Find the lines holding the string "kopu" in the data, then copy all of them.

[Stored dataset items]

---

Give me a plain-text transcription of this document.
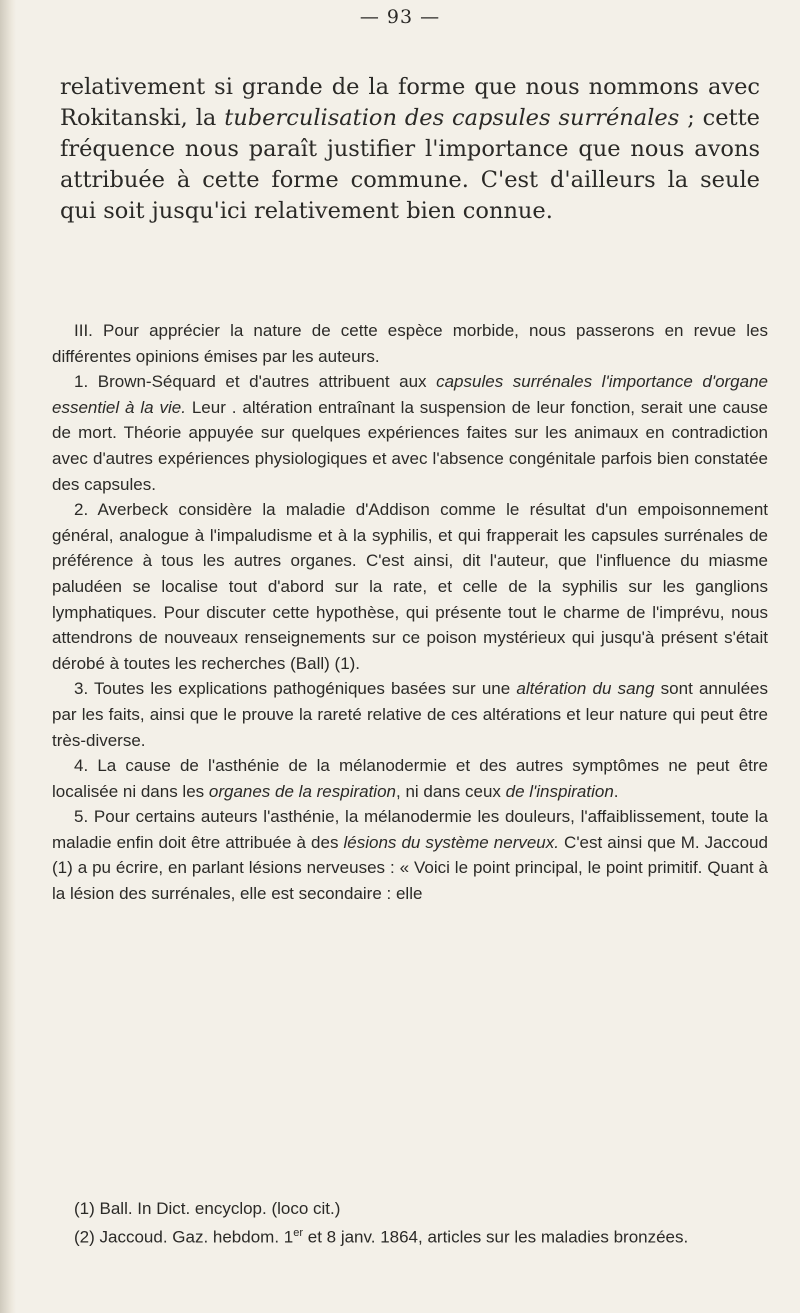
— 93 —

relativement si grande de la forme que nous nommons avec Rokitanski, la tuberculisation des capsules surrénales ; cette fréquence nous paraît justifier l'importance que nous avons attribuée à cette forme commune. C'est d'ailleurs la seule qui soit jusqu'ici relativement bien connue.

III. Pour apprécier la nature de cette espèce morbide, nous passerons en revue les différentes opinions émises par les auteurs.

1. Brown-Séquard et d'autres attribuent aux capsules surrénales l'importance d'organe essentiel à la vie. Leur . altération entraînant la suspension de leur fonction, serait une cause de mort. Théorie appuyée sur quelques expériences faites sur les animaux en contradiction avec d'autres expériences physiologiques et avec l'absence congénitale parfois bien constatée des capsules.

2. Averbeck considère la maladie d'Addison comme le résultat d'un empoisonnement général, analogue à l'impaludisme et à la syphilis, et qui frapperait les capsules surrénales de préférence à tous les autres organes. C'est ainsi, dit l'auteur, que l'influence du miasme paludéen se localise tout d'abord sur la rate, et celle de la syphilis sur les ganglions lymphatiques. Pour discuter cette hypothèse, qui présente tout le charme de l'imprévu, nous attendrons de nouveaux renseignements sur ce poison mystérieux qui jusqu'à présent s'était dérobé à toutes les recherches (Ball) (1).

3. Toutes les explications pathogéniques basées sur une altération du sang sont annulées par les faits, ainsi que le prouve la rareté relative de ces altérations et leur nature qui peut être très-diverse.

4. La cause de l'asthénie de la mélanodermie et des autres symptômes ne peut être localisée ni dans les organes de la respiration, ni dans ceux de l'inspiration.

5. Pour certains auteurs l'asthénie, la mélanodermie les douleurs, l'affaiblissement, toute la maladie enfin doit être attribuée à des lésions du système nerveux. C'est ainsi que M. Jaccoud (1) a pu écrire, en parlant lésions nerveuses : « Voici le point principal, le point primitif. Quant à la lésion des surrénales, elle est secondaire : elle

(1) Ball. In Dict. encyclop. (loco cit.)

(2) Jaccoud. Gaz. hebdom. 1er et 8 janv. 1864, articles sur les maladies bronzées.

---

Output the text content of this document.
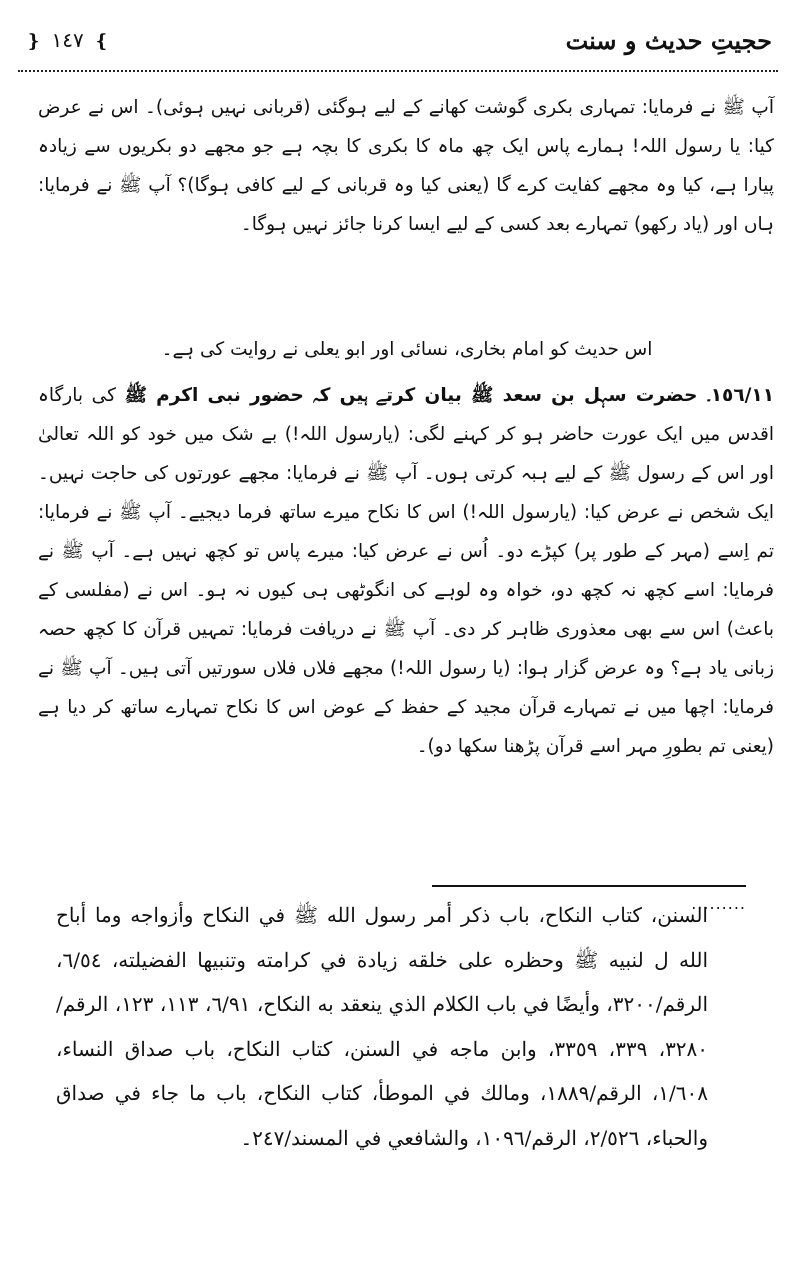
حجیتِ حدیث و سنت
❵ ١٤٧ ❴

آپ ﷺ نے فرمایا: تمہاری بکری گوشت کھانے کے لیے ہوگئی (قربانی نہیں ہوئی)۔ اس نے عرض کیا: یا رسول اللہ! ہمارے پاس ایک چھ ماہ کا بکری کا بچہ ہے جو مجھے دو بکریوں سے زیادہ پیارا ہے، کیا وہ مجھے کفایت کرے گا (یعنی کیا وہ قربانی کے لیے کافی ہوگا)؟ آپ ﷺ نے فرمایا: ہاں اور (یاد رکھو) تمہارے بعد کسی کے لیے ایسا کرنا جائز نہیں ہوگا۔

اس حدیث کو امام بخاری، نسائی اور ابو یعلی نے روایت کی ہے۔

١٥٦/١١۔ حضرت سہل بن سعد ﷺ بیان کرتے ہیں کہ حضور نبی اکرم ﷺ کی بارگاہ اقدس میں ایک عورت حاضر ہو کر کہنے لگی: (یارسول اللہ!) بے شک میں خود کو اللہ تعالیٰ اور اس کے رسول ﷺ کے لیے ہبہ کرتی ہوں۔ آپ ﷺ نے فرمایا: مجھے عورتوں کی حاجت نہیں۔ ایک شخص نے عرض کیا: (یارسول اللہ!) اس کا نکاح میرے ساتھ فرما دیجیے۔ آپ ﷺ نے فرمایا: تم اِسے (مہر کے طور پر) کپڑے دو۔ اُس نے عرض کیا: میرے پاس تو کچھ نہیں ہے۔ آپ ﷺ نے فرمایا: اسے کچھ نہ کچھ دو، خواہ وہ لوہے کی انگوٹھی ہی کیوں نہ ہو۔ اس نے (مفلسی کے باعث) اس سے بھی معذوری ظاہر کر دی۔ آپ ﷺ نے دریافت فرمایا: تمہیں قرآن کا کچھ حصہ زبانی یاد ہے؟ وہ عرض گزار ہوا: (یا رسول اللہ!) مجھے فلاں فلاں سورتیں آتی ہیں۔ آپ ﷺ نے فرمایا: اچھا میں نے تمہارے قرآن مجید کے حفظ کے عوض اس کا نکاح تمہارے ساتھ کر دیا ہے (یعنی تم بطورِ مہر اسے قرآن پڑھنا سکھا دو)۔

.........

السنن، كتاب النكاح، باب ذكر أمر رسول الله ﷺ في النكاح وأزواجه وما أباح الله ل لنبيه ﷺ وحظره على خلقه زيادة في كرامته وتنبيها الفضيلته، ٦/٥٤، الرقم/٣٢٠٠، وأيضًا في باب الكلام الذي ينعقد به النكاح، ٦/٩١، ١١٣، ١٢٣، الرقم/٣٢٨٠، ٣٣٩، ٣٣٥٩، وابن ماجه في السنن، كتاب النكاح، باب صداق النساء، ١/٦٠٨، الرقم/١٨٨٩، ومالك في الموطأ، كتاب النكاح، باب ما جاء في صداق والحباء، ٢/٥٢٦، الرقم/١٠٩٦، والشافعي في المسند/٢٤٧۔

---

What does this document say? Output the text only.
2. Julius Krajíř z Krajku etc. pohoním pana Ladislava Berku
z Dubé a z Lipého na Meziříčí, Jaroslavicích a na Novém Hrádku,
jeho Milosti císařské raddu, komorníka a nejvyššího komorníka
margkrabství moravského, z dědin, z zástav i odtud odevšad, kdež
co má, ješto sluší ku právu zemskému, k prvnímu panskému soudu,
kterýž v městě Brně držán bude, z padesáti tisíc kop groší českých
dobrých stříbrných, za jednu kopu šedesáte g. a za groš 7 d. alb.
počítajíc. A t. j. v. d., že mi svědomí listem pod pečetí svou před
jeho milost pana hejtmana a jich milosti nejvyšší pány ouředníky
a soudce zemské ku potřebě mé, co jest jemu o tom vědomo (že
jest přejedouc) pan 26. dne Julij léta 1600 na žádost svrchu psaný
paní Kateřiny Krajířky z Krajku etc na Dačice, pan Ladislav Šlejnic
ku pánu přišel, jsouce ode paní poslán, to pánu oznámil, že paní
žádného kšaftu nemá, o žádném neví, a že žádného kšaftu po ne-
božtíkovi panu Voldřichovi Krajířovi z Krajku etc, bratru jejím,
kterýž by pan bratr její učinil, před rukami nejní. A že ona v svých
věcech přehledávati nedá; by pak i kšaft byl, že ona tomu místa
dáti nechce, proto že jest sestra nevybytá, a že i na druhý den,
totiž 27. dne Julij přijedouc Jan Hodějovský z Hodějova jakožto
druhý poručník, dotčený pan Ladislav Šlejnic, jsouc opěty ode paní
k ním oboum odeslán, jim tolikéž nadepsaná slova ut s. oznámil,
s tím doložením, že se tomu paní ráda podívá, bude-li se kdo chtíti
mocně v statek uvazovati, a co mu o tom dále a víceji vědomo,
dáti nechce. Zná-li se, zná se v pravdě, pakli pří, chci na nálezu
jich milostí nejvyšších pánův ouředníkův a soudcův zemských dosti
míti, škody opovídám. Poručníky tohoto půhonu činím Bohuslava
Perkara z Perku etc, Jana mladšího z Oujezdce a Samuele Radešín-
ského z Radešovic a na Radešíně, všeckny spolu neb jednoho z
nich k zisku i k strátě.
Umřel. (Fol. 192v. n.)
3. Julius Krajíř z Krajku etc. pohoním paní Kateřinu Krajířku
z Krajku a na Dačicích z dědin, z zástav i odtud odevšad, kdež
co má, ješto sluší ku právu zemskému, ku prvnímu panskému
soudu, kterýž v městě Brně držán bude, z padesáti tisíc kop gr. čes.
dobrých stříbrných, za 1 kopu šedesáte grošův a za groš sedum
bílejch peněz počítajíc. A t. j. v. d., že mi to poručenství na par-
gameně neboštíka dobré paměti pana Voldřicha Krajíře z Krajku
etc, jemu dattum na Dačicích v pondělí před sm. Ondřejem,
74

---

FULL ANSWER -
dobrých stříbrných, za jednu kopu šedesáte g. a za groš 7 d. alb.
dobrých stříbrných, za 1 kopu šedesáte grošův a za groš sedum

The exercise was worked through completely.